= Extrait du texte =
▬▬▬▬▬▬▬▬▬▬
Lucie Castets n’a jamais été majoritaire
Il y a deux semaines, je faisais valoir, sans réelle ironie, qu’Emmanuel Macron aurait dû nommer Lucie Castets à Matignon pour clarifier la situation. Elle aurait composé son gouvernement, fait un discours de politique générale, et été rapidement censurée par l’Assemblée nationale. Le NFP aurait crié au coup de force, arguant une fois de plus de sa « victoire » du 7 juillet, mais la démonstration aurait été faite que l’exercice du pouvoir requiert, au minimum, qu’une majorité absolue de députés s’engage à ne pas voter la censure. Or, comme cela a été clairement établi lors de l’élection de la Présidente de l’Assemblée nationale, le NFP ne peut compter, au mieux, que sur 200 députés sur 577. En outre, les leaders des principaux groupes politiques hors-NFP avaient annoncé que, même sans ministres insoumis, ils voteraient la censure contre un gouvernement Castets. Les choses auraient sans doute été différentes si celle-ci avait réellement négocié avec les autres partis, mais elle ne l’a pas fait. Bernard Cazeneuve aurait pu, lui aussi, essayer de construire une majorité à gauche et au centre, mais Jean-Luc Mélenchon et Olivier Faure ont torpillé cette perspective.
Composition de l'Assemblée nationale, 9 septembre 2024
Une coalition minoritaire ne peut gouverner seule
Contrairement à ce que laissent entendre chaque jour les caciques du NFP, qui ont dû rater quelques cours, il n’existe aucune disposition dans la constitution, ni aucune coutume politique qui permette au parti arrivé en tête aux législatives d’appliquer son programme sans disposer d’une majorité absolue. Et, à l'inverse de ce que certains ont curieusement suggéré, Emmanuel Macron n’avait pas les moyens constitutionnels ou politiques d’interdire aux élus de son camp de censurer Lucie Castets pour la laisser appliquer le programme du NFP, au nom de sa « victoire ». Il faut rappeler que, dans aucun régime réellement démocratique, une majorité relative ne vaut une majorité absolue. Si un lecteur connaît un contre-exemple, je le prie de m’en faire part. Partout dans le monde, quand aucun parti ou aucune coalition ne dispose d’une majorité absolue à l’issue des élections, leurs leaders doivent négocier un accord majoritaire avant de prétendre gouverner. Parfois, il est impossible de réunir une majorité absolue sur un programme de gouvernement, mais il existe au moins un engagement de partis disposant d’une telle majorité à ne pas voter une censure immédiate. Il arrive aussi que le parti arrivé en tête des élections ne soit pas dans la coalition gagnante, faute d’avoir trouvé des alliés ; il siège alors dans l’opposition, car une majorité composée d’autres partis a émergé.
▬▬▬▬▬▬▬▬▬▬
(Entrées de données recueillies)
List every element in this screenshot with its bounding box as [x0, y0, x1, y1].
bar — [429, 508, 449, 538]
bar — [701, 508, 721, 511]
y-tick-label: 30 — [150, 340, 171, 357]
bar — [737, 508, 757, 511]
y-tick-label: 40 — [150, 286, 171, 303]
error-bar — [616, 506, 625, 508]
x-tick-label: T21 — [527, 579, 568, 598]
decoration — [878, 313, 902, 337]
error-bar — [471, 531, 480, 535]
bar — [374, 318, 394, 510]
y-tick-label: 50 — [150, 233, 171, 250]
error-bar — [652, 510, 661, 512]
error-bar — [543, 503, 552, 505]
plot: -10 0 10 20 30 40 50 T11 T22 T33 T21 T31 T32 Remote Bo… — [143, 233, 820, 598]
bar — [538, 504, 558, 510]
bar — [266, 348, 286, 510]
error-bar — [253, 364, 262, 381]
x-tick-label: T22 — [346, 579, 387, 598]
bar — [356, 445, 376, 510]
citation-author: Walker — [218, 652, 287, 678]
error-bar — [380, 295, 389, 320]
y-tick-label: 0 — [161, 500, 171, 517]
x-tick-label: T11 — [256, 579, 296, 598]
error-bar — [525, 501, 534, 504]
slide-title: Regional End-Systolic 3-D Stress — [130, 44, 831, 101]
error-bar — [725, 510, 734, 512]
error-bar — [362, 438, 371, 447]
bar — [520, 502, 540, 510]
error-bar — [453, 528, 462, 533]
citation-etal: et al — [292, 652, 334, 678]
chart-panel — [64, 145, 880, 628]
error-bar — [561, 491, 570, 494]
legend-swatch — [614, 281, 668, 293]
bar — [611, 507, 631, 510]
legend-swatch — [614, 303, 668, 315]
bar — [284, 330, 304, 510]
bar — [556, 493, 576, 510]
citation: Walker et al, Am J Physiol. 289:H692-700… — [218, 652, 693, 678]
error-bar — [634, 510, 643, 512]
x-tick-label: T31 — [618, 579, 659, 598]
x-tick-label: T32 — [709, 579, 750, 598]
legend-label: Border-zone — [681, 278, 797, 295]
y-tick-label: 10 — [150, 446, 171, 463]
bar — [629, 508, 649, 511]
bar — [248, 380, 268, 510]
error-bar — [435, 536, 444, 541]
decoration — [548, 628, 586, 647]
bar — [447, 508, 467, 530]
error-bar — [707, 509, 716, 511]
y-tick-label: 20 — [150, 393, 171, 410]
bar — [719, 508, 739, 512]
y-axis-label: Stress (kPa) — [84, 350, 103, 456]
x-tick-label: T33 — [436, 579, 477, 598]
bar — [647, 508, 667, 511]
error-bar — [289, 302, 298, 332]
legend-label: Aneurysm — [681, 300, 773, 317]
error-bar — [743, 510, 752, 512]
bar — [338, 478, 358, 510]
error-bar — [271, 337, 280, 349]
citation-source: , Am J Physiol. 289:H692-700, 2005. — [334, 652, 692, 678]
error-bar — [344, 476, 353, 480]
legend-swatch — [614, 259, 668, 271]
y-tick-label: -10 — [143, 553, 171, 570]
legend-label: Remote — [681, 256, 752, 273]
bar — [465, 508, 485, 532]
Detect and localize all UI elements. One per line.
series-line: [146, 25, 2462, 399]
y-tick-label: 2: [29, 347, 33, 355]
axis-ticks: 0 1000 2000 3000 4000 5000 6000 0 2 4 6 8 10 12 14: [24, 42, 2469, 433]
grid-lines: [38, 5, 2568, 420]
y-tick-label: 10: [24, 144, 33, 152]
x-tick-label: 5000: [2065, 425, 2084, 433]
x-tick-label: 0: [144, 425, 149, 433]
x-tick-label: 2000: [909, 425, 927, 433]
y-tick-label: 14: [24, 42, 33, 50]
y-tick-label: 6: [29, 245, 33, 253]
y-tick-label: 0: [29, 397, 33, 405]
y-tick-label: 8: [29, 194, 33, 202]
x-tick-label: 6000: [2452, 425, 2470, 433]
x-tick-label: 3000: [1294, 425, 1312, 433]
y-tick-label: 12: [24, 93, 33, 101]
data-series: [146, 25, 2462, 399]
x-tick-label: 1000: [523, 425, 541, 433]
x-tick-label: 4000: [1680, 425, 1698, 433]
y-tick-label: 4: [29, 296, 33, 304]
▬▬▬▬▬▬▬▬▬▬
= Travail demandé =
A: D'après l'extrait sur Lucie Castets, pourquoi un gouvernement formé par elle aurait-il été vite censuré ? Répondez en une à trois phrases.
B: Recopiez les enregistrements depuis leur début jusqu'à la ligne qui contient "error-bar — [634, 510, 643, 512]", cette ligne comprise.

= Corrigé =
A: Le NFP ne peut compter, au mieux, que sur 200 députés sur 577, comme l'a montré l'élection de la présidente de l'Assemblée nationale. De plus, les chefs des principaux groupes hors NFP avaient annoncé qu'ils voteraient la censure contre un gouvernement Castets, même sans ministres insoumis.

B:
List every element in this screenshot with its bounding box as [x0, y0, x1, y1].
bar — [429, 508, 449, 538]
bar — [701, 508, 721, 511]
y-tick-label: 30 — [150, 340, 171, 357]
bar — [737, 508, 757, 511]
y-tick-label: 40 — [150, 286, 171, 303]
error-bar — [616, 506, 625, 508]
x-tick-label: T21 — [527, 579, 568, 598]
decoration — [878, 313, 902, 337]
error-bar — [471, 531, 480, 535]
bar — [374, 318, 394, 510]
y-tick-label: 50 — [150, 233, 171, 250]
error-bar — [652, 510, 661, 512]
error-bar — [543, 503, 552, 505]
plot: -10 0 10 20 30 40 50 T11 T22 T33 T21 T31 T32 Remote Bo… — [143, 233, 820, 598]
bar — [538, 504, 558, 510]
bar — [266, 348, 286, 510]
error-bar — [253, 364, 262, 381]
x-tick-label: T22 — [346, 579, 387, 598]
bar — [356, 445, 376, 510]
citation-author: Walker — [218, 652, 287, 678]
error-bar — [380, 295, 389, 320]
y-tick-label: 0 — [161, 500, 171, 517]
x-tick-label: T11 — [256, 579, 296, 598]
error-bar — [525, 501, 534, 504]
slide-title: Regional End-Systolic 3-D Stress — [130, 44, 831, 101]
error-bar — [725, 510, 734, 512]
error-bar — [362, 438, 371, 447]
bar — [520, 502, 540, 510]
error-bar — [453, 528, 462, 533]
citation-etal: et al — [292, 652, 334, 678]
chart-panel — [64, 145, 880, 628]
error-bar — [561, 491, 570, 494]
legend-swatch — [614, 281, 668, 293]
bar — [611, 507, 631, 510]
legend-swatch — [614, 303, 668, 315]
bar — [284, 330, 304, 510]
bar — [556, 493, 576, 510]
citation: Walker et al, Am J Physiol. 289:H692-700… — [218, 652, 693, 678]
error-bar — [634, 510, 643, 512]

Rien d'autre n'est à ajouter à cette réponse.